[start RECORDED INFORMATION]

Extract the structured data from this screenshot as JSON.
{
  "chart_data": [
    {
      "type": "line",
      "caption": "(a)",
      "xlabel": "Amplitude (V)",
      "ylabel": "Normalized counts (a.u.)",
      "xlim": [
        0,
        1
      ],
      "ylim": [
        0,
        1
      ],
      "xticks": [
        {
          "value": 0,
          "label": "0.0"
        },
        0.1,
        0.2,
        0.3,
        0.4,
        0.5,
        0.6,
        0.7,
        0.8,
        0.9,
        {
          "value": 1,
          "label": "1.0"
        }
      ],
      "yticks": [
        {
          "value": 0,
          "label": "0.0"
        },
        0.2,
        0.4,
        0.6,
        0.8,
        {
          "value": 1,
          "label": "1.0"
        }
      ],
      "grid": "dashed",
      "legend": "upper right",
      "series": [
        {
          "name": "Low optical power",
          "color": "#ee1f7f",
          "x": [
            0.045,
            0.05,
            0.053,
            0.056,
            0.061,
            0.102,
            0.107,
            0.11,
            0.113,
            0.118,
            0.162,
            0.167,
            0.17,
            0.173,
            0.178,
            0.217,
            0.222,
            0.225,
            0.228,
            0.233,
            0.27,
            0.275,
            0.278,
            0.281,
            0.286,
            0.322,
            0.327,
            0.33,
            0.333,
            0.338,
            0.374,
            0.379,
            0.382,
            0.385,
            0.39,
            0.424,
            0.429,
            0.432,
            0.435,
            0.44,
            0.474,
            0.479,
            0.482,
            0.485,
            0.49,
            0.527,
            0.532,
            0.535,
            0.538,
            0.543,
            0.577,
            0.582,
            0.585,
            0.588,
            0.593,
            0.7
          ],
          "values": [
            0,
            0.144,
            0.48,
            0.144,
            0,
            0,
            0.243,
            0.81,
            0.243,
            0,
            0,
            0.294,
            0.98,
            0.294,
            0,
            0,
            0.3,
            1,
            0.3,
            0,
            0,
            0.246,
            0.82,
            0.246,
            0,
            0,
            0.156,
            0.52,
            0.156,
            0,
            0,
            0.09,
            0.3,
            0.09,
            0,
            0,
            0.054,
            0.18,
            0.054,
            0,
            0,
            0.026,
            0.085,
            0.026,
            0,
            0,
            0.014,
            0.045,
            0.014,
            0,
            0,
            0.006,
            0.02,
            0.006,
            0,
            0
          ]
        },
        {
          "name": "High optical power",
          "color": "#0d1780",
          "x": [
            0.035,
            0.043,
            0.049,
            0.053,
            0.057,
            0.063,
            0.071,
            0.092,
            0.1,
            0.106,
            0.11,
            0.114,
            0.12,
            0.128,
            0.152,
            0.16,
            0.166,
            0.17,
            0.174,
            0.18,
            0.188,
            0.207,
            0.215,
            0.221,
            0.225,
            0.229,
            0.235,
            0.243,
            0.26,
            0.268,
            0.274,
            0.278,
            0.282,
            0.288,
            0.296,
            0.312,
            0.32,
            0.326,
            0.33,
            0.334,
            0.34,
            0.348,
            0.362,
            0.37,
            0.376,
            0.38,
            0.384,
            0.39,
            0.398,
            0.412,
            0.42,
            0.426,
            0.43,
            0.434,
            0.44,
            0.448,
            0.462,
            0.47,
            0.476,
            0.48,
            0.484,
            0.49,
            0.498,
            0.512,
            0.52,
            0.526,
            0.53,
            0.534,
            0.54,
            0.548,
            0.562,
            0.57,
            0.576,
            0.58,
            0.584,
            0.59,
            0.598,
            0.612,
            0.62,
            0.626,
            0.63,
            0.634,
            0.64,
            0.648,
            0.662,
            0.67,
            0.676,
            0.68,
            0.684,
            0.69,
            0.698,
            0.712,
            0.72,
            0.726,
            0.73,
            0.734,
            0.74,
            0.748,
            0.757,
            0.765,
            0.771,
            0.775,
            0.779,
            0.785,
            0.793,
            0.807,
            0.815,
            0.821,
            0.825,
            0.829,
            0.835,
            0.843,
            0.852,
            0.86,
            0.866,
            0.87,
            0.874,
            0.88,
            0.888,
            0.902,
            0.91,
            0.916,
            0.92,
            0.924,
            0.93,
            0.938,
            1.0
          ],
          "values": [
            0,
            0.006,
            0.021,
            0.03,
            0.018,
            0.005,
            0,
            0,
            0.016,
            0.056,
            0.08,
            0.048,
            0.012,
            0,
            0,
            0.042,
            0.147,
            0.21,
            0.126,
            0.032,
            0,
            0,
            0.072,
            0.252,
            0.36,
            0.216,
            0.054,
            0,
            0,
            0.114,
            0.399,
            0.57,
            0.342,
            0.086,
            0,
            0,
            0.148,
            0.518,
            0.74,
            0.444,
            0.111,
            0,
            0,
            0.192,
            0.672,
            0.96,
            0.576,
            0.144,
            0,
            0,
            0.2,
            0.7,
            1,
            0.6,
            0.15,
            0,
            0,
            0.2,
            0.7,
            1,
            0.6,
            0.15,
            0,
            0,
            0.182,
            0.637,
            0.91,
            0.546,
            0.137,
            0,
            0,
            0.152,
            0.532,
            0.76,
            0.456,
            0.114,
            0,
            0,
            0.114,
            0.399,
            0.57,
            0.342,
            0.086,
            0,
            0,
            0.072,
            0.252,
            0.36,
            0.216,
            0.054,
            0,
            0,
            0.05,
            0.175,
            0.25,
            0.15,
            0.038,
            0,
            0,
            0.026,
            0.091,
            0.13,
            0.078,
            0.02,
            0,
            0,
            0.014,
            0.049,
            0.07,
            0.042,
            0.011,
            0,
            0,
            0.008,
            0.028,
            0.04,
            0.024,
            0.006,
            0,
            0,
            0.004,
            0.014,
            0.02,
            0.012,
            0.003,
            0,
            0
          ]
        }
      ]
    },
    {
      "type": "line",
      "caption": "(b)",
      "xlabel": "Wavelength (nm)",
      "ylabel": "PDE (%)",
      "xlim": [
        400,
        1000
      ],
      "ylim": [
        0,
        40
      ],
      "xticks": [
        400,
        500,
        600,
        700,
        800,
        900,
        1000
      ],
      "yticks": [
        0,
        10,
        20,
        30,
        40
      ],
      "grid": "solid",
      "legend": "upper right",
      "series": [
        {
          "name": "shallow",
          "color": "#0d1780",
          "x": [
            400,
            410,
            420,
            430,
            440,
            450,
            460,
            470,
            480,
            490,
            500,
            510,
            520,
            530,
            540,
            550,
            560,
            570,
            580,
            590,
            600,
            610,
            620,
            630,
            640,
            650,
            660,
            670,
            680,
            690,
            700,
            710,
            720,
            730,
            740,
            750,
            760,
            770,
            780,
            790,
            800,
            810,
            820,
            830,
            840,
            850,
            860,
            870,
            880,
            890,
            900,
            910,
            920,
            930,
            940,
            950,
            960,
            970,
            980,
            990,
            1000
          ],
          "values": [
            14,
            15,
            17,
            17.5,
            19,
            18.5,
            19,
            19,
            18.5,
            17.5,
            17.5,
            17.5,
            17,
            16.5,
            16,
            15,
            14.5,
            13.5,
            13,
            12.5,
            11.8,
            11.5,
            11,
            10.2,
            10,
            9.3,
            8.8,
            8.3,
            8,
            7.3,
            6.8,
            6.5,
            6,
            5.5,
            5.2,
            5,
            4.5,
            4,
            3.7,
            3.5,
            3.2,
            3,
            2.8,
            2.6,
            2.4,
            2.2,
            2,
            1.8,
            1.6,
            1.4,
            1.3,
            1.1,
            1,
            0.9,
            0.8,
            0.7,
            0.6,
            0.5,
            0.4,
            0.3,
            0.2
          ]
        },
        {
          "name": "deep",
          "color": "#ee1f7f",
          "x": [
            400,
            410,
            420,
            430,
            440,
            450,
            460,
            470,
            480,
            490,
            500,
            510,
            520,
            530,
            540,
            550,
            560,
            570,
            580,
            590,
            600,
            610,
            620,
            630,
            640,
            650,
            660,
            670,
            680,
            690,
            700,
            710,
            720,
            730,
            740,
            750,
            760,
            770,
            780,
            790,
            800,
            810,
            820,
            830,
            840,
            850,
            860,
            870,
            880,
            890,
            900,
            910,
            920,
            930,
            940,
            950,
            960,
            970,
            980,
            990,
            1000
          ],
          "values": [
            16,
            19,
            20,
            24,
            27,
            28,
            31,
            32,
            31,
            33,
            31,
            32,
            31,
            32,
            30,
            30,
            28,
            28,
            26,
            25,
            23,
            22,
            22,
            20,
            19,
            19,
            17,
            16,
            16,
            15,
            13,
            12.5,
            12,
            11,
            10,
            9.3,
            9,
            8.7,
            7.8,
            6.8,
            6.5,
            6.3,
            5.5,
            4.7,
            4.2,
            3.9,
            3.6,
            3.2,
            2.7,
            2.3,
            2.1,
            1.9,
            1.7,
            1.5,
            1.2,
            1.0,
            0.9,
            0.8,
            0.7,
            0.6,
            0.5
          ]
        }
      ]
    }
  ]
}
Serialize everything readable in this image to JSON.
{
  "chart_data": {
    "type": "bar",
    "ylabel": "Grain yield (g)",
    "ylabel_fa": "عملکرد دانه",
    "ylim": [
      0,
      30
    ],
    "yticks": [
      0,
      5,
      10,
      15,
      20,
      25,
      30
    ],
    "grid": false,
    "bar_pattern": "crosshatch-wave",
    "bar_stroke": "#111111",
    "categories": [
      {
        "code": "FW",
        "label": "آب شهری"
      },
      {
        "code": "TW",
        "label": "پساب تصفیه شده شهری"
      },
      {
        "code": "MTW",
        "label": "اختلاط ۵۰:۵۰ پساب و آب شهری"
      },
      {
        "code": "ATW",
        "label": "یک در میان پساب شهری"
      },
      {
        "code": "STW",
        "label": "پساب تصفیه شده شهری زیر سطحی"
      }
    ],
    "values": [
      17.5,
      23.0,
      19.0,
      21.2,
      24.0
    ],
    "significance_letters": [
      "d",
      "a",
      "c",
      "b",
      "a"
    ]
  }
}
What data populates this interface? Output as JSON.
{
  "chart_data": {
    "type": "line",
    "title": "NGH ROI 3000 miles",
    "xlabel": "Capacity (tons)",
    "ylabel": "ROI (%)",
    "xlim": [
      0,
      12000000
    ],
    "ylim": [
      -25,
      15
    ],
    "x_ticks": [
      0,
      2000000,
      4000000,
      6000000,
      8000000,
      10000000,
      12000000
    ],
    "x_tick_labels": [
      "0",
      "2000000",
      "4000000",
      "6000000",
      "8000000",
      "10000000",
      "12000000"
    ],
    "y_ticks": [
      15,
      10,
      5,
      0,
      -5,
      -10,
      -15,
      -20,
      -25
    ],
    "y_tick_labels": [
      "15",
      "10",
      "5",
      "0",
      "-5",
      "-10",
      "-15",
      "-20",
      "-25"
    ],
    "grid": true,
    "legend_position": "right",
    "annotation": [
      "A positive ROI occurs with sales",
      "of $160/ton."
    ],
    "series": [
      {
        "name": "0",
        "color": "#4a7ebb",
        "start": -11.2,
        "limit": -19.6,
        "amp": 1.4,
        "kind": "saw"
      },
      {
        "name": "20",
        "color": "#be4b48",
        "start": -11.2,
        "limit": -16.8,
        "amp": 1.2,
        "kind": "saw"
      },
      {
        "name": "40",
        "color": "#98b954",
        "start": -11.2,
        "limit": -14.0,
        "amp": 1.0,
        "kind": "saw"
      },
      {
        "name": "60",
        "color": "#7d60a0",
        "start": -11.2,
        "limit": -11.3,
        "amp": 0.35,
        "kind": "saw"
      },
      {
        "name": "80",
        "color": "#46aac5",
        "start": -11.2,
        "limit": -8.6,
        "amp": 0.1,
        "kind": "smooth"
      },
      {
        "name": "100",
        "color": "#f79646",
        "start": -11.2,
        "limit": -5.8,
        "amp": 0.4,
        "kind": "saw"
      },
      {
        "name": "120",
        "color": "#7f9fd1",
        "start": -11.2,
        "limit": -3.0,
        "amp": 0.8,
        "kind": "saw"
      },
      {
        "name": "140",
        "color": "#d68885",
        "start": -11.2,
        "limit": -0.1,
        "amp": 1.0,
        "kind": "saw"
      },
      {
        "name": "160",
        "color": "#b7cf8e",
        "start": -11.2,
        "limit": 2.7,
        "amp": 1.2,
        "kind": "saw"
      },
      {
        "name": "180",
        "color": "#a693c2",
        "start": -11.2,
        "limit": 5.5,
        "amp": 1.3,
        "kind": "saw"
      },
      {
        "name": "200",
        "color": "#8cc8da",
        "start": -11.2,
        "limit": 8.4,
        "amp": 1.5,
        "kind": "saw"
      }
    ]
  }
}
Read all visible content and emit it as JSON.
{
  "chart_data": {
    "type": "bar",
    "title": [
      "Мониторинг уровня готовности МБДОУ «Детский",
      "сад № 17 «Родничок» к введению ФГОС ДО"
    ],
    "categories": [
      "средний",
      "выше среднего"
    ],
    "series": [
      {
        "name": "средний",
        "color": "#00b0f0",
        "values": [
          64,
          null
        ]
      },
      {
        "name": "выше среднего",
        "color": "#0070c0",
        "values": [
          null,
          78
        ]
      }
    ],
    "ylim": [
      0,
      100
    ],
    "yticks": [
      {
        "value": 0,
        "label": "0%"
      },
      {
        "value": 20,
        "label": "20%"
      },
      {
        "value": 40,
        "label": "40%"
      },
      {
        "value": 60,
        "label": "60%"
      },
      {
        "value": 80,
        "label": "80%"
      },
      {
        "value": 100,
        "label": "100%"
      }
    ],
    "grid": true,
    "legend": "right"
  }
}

[end RECORDED INFORMATION]

Collect each line above holding the string "limit".

        "limit": -19.6,
        "limit": -16.8,
        "limit": -14.0,
        "limit": -11.3,
        "limit": -8.6,
        "limit": -5.8,
        "limit": -3.0,
        "limit": -0.1,
        "limit": 2.7,
        "limit": 5.5,
        "limit": 8.4,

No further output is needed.